REQUIRED TASK >> Switch "screenshot" to "screen capture" in the part that opens at the start of the records and closes with the line containing "Text: H₃C—C: H₃C—C — [132, 245, 169, 255]", and give that part again with nothing else changed.

Records from a dataset:
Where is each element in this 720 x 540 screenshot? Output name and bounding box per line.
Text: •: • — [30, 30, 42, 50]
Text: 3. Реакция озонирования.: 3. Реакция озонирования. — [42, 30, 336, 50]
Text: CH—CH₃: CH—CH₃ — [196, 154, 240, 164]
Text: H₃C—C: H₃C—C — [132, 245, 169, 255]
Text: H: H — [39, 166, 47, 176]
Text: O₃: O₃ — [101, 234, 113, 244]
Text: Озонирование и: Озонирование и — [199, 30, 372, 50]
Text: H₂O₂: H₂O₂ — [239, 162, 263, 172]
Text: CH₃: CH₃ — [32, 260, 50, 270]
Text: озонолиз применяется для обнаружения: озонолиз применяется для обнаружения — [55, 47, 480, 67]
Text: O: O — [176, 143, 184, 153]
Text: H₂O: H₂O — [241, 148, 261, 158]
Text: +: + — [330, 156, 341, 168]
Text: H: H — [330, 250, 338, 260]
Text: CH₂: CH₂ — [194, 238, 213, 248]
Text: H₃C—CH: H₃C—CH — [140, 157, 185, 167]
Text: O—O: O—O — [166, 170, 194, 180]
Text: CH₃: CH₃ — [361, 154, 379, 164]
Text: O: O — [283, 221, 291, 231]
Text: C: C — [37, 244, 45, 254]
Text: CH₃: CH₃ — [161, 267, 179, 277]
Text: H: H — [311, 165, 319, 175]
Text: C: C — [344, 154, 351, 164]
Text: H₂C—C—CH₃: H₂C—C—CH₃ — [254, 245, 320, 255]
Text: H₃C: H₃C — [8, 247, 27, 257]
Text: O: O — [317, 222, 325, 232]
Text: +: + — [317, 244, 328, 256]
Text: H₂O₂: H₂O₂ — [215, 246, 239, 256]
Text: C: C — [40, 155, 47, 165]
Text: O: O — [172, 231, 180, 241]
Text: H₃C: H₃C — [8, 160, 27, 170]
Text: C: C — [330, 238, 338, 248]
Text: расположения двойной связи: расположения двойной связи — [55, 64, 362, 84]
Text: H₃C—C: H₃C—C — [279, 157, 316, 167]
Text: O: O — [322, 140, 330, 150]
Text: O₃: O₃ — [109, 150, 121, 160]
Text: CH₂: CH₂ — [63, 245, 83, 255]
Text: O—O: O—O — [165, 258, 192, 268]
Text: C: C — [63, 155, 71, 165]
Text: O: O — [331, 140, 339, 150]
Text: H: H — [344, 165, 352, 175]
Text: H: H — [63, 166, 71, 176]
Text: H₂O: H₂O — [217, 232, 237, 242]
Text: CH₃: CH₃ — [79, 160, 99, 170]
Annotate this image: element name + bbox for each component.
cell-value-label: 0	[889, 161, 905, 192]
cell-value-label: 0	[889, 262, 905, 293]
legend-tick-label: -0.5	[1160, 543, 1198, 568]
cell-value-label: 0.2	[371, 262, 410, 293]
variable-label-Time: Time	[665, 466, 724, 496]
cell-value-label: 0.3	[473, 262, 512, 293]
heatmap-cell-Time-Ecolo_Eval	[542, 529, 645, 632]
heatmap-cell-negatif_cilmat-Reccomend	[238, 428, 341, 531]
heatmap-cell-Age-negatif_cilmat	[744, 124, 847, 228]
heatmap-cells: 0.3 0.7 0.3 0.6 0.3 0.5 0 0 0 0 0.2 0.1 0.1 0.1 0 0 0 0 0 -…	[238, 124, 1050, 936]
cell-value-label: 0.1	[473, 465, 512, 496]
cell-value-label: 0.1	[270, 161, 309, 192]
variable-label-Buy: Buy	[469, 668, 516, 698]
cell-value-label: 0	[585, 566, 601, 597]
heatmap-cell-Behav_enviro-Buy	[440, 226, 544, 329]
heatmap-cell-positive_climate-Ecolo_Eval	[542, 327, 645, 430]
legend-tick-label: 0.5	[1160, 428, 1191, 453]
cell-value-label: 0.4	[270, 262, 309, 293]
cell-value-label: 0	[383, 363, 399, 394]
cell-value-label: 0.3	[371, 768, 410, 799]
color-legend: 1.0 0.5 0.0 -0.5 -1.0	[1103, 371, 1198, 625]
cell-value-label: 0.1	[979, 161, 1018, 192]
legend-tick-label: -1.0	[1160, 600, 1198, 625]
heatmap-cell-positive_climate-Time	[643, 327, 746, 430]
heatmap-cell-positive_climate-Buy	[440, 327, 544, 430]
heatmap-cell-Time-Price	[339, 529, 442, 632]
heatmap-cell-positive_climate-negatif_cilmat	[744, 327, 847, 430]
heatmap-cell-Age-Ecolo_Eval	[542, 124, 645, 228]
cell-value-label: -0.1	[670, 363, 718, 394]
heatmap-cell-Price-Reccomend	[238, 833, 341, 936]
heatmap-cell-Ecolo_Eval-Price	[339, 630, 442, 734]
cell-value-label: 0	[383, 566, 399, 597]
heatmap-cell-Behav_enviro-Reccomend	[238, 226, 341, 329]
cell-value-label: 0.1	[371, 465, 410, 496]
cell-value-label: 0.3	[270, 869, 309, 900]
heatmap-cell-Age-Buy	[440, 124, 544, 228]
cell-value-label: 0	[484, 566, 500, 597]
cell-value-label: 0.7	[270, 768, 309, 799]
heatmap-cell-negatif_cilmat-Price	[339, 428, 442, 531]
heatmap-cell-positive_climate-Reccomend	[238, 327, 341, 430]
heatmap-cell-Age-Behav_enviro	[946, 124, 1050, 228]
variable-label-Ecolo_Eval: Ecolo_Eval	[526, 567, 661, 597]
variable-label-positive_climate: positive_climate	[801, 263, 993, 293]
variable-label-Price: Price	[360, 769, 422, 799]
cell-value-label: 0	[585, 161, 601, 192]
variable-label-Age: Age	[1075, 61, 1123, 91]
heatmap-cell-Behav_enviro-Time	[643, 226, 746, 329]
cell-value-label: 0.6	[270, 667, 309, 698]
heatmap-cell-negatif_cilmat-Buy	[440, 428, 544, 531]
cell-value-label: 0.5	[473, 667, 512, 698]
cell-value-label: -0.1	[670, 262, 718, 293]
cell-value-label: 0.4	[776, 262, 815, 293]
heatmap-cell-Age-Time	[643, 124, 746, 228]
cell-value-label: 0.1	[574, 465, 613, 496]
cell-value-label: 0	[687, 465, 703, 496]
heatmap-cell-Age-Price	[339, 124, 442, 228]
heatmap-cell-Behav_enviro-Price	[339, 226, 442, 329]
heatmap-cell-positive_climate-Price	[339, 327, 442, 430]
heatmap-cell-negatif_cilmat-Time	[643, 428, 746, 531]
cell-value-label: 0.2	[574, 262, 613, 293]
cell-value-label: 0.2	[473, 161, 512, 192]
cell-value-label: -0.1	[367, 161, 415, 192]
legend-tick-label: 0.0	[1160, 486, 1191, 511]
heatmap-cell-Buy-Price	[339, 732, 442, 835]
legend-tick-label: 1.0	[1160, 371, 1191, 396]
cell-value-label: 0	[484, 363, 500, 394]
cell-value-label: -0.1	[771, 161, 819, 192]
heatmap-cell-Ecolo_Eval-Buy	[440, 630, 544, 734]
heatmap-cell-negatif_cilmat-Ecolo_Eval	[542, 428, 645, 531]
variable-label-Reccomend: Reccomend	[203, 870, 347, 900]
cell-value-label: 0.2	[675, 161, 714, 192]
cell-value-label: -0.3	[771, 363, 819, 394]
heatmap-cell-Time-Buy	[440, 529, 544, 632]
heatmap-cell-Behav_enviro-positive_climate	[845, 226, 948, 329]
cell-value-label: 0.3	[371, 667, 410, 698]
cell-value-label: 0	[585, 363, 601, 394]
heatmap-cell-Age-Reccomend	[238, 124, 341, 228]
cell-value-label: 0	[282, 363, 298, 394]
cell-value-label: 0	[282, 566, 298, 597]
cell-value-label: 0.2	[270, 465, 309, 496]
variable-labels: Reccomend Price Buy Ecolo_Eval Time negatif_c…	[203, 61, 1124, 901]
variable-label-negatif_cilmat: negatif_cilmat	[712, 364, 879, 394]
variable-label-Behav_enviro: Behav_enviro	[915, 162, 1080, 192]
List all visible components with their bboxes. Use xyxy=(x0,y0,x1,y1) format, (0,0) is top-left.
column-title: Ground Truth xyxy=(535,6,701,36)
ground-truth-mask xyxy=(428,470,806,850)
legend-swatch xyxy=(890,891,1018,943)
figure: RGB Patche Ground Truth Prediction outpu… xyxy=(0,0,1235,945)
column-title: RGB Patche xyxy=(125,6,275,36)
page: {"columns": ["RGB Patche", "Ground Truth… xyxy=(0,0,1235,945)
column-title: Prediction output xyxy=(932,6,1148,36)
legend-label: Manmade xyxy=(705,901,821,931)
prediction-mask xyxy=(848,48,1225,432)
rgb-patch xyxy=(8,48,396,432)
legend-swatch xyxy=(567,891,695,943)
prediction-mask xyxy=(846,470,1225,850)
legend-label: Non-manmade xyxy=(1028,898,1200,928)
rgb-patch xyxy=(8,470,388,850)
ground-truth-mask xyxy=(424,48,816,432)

IN RESPONSE >>
Where is each element in this 720 x 540 screen capture? Output name and bounding box per line.
Text: •: • — [30, 30, 42, 50]
Text: 3. Реакция озонирования.: 3. Реакция озонирования. — [42, 30, 336, 50]
Text: CH—CH₃: CH—CH₃ — [196, 154, 240, 164]
Text: H₃C—C: H₃C—C — [132, 245, 169, 255]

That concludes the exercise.